**WHAT IS REQUIRED**
Search the data for the word "comme" and copy every line that contains it.

**SUPPLIED DATA**
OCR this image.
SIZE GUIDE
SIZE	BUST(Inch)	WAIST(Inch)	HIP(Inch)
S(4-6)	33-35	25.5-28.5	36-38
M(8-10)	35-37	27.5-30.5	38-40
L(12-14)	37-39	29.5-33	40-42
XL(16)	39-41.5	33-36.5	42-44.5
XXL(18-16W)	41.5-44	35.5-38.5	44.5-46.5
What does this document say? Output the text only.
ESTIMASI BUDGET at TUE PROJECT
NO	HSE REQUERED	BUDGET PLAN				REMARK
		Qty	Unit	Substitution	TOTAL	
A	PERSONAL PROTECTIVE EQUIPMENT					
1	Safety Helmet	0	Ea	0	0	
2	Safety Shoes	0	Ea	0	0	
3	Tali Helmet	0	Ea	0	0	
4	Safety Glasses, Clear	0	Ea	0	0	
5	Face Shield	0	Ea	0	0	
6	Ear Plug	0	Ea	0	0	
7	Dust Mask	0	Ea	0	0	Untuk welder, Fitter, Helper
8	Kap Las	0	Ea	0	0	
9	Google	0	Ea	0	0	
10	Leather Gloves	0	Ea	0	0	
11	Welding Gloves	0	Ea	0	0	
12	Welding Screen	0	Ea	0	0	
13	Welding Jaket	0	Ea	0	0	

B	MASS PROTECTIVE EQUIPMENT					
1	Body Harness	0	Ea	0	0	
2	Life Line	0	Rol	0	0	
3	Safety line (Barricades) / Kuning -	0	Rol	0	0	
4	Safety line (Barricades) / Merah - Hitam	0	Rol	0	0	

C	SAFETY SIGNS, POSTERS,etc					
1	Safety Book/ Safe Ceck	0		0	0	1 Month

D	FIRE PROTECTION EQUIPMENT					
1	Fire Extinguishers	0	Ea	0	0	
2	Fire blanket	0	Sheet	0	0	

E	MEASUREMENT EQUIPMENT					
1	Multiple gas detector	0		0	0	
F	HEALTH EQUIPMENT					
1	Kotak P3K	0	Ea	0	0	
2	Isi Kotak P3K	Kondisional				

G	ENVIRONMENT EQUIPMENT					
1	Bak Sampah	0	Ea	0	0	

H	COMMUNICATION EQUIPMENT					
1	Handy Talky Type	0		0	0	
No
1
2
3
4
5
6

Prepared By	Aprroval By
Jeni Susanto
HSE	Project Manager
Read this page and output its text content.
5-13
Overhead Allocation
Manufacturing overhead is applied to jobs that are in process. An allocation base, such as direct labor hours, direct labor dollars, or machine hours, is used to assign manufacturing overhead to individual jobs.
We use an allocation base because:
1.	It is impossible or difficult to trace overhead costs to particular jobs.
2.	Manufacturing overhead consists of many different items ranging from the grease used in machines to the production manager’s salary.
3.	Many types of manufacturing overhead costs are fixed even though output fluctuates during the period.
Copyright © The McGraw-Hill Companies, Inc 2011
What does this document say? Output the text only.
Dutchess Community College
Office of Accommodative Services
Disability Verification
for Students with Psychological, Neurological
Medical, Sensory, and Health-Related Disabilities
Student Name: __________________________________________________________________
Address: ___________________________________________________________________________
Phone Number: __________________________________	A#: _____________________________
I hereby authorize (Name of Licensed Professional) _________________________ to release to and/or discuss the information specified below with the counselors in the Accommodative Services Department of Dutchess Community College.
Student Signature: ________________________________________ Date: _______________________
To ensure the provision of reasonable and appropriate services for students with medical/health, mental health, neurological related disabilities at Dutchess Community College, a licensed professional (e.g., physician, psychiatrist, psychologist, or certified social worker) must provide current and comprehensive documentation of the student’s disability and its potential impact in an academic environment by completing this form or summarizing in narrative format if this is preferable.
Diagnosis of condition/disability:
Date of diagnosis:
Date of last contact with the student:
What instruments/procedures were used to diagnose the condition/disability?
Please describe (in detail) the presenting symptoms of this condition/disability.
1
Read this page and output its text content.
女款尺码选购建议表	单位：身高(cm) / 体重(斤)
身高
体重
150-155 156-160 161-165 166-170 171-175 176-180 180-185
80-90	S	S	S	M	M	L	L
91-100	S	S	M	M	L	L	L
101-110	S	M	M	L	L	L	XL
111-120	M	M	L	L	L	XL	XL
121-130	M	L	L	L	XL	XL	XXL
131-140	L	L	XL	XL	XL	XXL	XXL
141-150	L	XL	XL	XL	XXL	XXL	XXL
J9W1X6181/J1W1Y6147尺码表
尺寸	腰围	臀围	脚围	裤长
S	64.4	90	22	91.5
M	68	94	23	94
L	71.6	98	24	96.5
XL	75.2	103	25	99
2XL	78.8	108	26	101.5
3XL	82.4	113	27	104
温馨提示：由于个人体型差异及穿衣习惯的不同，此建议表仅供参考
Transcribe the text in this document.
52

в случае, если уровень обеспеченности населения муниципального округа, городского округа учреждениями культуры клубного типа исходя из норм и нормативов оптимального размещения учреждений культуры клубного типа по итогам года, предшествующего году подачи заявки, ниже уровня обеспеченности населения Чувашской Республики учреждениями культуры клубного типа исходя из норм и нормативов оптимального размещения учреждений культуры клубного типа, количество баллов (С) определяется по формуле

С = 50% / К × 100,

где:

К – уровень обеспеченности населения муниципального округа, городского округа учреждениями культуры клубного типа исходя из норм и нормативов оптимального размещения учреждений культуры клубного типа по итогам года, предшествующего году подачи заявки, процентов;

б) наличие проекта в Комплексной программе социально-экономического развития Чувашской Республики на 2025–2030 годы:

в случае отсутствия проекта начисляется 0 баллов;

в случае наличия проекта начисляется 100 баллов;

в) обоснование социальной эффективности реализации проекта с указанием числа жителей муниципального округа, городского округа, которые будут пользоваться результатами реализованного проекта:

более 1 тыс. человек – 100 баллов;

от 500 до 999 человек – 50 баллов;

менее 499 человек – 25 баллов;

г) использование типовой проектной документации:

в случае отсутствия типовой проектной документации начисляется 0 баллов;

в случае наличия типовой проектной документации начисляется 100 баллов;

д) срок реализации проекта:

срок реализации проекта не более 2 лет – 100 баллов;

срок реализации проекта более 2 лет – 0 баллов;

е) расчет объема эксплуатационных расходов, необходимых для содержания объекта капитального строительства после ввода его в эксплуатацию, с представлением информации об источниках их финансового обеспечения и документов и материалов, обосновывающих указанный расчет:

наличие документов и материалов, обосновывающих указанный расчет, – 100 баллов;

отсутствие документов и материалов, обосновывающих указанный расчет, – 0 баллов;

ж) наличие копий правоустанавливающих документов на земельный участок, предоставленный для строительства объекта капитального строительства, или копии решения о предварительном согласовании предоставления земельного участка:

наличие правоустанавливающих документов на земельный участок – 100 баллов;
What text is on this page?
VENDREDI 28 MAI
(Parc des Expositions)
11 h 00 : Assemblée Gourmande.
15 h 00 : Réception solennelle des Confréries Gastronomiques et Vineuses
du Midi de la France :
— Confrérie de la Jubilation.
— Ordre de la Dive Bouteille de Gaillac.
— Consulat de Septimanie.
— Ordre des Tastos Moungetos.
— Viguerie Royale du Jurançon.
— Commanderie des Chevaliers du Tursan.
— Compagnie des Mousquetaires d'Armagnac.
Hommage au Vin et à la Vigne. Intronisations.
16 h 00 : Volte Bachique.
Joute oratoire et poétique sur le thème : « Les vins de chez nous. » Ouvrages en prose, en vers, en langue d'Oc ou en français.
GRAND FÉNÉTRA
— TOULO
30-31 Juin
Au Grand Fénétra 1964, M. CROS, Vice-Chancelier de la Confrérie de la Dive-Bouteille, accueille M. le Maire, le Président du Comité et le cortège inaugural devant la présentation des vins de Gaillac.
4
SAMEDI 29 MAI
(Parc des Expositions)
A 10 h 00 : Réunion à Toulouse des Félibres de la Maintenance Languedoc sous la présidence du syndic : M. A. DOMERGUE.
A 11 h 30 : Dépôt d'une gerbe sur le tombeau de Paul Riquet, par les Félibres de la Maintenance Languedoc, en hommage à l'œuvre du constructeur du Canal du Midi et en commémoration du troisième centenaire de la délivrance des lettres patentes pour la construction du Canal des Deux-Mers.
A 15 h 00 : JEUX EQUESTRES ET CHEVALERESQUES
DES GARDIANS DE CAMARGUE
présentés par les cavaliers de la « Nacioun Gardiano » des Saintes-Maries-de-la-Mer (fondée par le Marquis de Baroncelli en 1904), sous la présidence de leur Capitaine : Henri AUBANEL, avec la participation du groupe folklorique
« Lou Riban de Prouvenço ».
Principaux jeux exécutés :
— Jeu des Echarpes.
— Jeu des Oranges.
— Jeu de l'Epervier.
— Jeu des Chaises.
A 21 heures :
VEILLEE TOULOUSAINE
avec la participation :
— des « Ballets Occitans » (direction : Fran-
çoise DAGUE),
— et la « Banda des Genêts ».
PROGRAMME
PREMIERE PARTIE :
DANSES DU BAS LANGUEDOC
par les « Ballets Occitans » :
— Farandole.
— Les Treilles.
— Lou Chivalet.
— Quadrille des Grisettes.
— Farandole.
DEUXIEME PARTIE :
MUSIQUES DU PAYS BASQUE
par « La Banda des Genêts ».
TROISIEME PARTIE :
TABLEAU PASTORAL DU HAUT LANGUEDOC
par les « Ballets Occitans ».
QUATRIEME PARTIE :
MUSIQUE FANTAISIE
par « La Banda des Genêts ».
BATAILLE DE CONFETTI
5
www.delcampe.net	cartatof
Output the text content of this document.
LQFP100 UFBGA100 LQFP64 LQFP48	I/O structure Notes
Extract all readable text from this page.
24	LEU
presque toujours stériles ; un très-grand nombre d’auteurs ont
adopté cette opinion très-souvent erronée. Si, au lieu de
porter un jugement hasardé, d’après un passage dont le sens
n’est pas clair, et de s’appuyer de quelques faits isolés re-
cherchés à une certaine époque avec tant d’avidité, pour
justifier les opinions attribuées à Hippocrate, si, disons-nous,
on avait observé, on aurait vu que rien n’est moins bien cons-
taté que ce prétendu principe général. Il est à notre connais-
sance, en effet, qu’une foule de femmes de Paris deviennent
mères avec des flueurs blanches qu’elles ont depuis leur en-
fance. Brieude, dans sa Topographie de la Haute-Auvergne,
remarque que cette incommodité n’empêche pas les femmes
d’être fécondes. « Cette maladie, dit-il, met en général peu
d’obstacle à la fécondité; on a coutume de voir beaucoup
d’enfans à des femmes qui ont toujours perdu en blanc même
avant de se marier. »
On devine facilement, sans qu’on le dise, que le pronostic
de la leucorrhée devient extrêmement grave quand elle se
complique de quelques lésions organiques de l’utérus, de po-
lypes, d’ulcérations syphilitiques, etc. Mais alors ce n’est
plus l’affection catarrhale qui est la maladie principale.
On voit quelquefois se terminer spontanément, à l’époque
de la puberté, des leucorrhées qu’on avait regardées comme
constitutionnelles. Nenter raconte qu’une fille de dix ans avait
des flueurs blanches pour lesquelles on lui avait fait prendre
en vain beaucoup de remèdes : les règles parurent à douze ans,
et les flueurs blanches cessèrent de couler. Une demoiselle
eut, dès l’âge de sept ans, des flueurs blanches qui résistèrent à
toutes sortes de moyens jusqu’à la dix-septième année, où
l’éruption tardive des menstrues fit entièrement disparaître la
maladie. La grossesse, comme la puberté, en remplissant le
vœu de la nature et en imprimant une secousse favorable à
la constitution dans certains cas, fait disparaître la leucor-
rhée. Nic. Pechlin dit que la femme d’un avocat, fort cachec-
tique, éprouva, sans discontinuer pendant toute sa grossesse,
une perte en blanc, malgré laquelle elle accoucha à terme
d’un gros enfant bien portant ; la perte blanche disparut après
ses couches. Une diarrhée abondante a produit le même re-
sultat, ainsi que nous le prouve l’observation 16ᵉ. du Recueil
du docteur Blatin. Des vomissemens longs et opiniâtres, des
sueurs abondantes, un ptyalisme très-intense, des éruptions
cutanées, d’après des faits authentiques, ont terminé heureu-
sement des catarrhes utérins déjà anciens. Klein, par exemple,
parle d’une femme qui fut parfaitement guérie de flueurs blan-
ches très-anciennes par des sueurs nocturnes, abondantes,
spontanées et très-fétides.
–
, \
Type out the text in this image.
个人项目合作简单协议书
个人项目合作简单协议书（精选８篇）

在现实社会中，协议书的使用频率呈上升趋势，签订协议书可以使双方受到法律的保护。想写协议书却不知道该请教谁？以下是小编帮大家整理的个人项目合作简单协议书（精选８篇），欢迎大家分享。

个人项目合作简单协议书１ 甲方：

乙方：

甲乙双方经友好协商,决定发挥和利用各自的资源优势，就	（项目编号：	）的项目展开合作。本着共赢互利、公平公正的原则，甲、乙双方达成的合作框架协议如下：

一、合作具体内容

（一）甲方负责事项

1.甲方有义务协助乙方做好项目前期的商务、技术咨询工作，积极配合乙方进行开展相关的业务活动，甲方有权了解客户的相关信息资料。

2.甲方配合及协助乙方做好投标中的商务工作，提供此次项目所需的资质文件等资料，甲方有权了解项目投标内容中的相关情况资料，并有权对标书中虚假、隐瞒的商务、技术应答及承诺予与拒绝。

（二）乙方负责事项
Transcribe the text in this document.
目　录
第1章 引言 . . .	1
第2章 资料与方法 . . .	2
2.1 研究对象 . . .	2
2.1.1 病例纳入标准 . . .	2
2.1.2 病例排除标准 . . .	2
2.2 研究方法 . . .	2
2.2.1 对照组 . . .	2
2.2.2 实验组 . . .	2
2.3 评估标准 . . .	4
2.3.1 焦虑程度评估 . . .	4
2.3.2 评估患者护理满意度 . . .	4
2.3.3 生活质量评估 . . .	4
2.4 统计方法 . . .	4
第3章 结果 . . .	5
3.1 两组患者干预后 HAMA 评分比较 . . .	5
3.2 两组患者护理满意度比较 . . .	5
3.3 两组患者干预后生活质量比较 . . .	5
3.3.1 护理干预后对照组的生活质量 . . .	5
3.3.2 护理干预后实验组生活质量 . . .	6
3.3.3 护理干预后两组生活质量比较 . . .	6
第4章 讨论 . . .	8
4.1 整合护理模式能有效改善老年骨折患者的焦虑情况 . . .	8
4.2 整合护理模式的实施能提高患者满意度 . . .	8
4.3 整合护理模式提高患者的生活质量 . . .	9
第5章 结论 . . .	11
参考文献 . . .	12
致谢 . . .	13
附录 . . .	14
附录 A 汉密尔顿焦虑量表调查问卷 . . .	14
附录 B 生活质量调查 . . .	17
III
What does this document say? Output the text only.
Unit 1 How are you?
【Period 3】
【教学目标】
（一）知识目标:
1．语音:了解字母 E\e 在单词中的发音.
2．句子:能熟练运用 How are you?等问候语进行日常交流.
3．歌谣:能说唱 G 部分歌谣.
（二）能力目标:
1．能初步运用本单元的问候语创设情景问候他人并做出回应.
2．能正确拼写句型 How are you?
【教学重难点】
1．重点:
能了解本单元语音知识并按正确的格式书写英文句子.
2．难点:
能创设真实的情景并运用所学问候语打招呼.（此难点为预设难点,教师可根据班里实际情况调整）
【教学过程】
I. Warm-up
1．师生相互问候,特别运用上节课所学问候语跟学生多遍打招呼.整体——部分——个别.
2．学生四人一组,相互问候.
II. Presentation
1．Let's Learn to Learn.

**OUTPUT OF THE EXERCISE**
de la puberté, des leucorrhées qu’on avait regardées comme
maladie. La grossesse, comme la puberté, en remplissant le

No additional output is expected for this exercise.